■ Exercise instructions
Could you put the records below into a numbered list, from their first line through the line that contains "data-point [446,269,452,275]", with blank lines left out?

-- START OF Extracted data --

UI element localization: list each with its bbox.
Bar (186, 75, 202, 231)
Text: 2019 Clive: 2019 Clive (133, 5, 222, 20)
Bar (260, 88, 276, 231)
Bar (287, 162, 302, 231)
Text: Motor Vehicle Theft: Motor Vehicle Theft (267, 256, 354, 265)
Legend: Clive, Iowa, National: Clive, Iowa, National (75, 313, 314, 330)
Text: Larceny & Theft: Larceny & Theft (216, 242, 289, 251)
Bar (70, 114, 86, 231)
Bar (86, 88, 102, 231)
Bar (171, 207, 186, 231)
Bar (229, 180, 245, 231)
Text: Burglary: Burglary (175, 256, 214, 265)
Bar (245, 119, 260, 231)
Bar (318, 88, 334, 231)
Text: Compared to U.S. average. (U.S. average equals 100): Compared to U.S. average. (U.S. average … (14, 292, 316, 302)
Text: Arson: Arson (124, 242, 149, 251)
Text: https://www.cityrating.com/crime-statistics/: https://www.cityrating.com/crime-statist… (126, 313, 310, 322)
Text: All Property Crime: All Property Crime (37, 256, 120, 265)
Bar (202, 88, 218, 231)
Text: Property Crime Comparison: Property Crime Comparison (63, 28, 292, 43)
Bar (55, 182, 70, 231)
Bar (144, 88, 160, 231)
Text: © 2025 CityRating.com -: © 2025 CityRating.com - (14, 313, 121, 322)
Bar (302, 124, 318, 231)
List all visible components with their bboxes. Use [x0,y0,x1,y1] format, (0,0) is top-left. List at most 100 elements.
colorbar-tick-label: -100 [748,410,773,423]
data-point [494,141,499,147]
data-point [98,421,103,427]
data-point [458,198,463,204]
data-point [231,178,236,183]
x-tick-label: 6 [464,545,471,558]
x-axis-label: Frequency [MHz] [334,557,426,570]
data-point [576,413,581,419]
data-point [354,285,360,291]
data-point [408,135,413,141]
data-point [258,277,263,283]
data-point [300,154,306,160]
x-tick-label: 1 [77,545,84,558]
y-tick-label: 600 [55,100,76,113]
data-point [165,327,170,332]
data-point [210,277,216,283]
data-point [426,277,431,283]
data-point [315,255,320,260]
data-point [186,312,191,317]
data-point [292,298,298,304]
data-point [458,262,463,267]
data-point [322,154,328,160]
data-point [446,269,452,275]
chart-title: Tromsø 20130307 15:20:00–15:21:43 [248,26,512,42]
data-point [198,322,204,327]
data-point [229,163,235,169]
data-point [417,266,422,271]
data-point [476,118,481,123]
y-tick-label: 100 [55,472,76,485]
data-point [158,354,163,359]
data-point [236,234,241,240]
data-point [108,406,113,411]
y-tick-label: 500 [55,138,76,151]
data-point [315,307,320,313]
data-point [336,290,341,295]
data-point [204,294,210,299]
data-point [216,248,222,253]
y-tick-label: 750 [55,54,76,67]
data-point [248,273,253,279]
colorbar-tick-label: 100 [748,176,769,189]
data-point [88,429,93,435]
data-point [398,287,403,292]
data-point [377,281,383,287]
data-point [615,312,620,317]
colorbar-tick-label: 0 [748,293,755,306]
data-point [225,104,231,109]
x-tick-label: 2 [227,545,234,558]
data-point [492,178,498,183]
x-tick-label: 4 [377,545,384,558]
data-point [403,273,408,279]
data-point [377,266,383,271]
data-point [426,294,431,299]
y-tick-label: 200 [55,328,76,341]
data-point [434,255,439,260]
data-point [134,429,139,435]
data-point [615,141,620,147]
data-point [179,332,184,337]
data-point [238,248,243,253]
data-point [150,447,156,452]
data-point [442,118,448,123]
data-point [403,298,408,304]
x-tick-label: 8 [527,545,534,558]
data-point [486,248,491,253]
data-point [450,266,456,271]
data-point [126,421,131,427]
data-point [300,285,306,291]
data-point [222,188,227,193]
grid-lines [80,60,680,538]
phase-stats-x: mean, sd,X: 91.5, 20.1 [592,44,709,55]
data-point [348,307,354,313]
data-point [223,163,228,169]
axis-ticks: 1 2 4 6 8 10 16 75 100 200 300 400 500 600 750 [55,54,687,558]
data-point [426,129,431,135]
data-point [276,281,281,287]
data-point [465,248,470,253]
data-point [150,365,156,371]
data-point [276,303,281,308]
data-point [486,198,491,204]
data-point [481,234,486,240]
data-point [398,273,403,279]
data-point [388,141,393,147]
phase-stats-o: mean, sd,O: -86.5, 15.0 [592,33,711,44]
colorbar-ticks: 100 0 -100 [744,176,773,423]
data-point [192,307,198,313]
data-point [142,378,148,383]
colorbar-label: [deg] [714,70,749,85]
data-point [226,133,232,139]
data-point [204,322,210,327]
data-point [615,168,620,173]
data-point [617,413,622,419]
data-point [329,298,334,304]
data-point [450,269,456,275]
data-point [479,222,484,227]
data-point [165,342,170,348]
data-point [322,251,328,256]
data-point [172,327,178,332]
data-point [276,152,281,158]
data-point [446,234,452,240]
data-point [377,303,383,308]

-- END OF Extracted data --

■ Output for this exercise
1. UI element localization: list each with its bbox.
2. Bar (186, 75, 202, 231)
3. Text: 2019 Clive: 2019 Clive (133, 5, 222, 20)
4. Bar (260, 88, 276, 231)
5. Bar (287, 162, 302, 231)
6. Text: Motor Vehicle Theft: Motor Vehicle Theft (267, 256, 354, 265)
7. Legend: Clive, Iowa, National: Clive, Iowa, National (75, 313, 314, 330)
8. Text: Larceny & Theft: Larceny & Theft (216, 242, 289, 251)
9. Bar (70, 114, 86, 231)
10. Bar (86, 88, 102, 231)
11. Bar (171, 207, 186, 231)
12. Bar (229, 180, 245, 231)
13. Text: Burglary: Burglary (175, 256, 214, 265)
14. Bar (245, 119, 260, 231)
15. Bar (318, 88, 334, 231)
16. Text: Compared to U.S. average. (U.S. average equals 100): Compared to U.S. average. (U.S. average … (14, 292, 316, 302)
17. Text: Arson: Arson (124, 242, 149, 251)
18. Text: https://www.cityrating.com/crime-statistics/: https://www.cityrating.com/crime-statist… (126, 313, 310, 322)
19. Text: All Property Crime: All Property Crime (37, 256, 120, 265)
20. Bar (202, 88, 218, 231)
21. Text: Property Crime Comparison: Property Crime Comparison (63, 28, 292, 43)
22. Bar (55, 182, 70, 231)
23. Bar (144, 88, 160, 231)
24. Text: © 2025 CityRating.com -: © 2025 CityRating.com - (14, 313, 121, 322)
25. Bar (302, 124, 318, 231)
26. List all visible components with their bboxes. Use [x0,y0,x1,y1] format, (0,0) is top-left. List at most 100 elements.
27. colorbar-tick-label: -100 [748,410,773,423]
28. data-point [494,141,499,147]
29. data-point [98,421,103,427]
30. data-point [458,198,463,204]
31. data-point [231,178,236,183]
32. x-tick-label: 6 [464,545,471,558]
33. x-axis-label: Frequency [MHz] [334,557,426,570]
34. data-point [576,413,581,419]
35. data-point [354,285,360,291]
36. data-point [408,135,413,141]
37. data-point [258,277,263,283]
38. data-point [300,154,306,160]
39. x-tick-label: 1 [77,545,84,558]
40. y-tick-label: 600 [55,100,76,113]
41. data-point [165,327,170,332]
42. data-point [210,277,216,283]
43. data-point [426,277,431,283]
44. data-point [315,255,320,260]
45. data-point [186,312,191,317]
46. data-point [292,298,298,304]
47. data-point [458,262,463,267]
48. data-point [322,154,328,160]
49. data-point [446,269,452,275]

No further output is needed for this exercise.